======== SEITENAUSZUG ========
Die Ministerin für Entwicklungszusammenarbeit, SPD-Politikerin Reem Alabali Radovan, beklagt massive Einspar-Anforderungen für ihren Haushalt. „Das wird nicht einfach. Es sind harte Einsparungen, die ich da vornehmen muss“, so Alabali Radovan im Interview mit Politico. Fast eine Milliarde Euro weniger soll ihr Ministerium nach den Plänen von Finanzminister Lars Klingbeil ausgeben – also muss gespart werden.
Sehr zum Unwillen der SPD und ihrer Ministerin. Letztere spricht sich jetzt erneut für eine sogenannte Reichensteuer aus – um die bisherige Ausgabenpraxis des Entwicklungsministeriums weiter zu finanzieren. Auf die Frage des Nachrichtenmagazins Politico, ob sie eine solche Steuer nach wie vor richtig finde, machte die SPD-Politikerin klar: „Das tue ich und ich finde auch, wir müssen Vermögen stärker in Verantwortung nehmen“.
========
Kopiere aus dem Seitenauszug den Abschnitt von „Die Ministerin für“ bis „muss gespart werden.“ wortgetreu.
======== DATENSATZ ========
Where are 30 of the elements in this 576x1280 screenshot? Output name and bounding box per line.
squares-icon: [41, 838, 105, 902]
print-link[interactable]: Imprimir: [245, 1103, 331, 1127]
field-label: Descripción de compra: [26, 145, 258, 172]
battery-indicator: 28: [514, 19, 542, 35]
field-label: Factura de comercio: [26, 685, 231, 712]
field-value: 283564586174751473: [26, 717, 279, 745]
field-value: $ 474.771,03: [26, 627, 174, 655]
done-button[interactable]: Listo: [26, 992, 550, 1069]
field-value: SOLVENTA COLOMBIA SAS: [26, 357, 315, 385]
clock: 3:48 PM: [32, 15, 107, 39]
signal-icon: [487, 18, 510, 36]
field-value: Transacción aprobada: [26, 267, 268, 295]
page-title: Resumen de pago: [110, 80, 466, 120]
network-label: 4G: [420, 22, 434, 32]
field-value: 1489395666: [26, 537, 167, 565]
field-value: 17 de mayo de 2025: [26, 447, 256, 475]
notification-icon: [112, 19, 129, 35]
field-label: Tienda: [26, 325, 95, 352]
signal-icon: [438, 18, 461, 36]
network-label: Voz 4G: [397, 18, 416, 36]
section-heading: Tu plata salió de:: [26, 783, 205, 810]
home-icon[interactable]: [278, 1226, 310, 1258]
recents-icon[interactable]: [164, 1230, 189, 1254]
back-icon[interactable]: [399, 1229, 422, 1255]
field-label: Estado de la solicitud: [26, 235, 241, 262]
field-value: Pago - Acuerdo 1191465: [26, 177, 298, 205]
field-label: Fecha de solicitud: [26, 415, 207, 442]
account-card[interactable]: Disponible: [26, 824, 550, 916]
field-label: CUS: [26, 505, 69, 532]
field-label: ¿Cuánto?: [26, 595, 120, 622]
========
■ ENDGÜLTIGE ANTWORT:
Die Ministerin für Entwicklungszusammenarbeit, SPD-Politikerin Reem Alabali Radovan, beklagt massive Einspar-Anforderungen für ihren Haushalt. „Das wird nicht einfach. Es sind harte Einsparungen, die ich da vornehmen muss“, so Alabali Radovan im Interview mit Politico. Fast eine Milliarde Euro weniger soll ihr Ministerium nach den Plänen von Finanzminister Lars Klingbeil ausgeben – also muss gespart werden.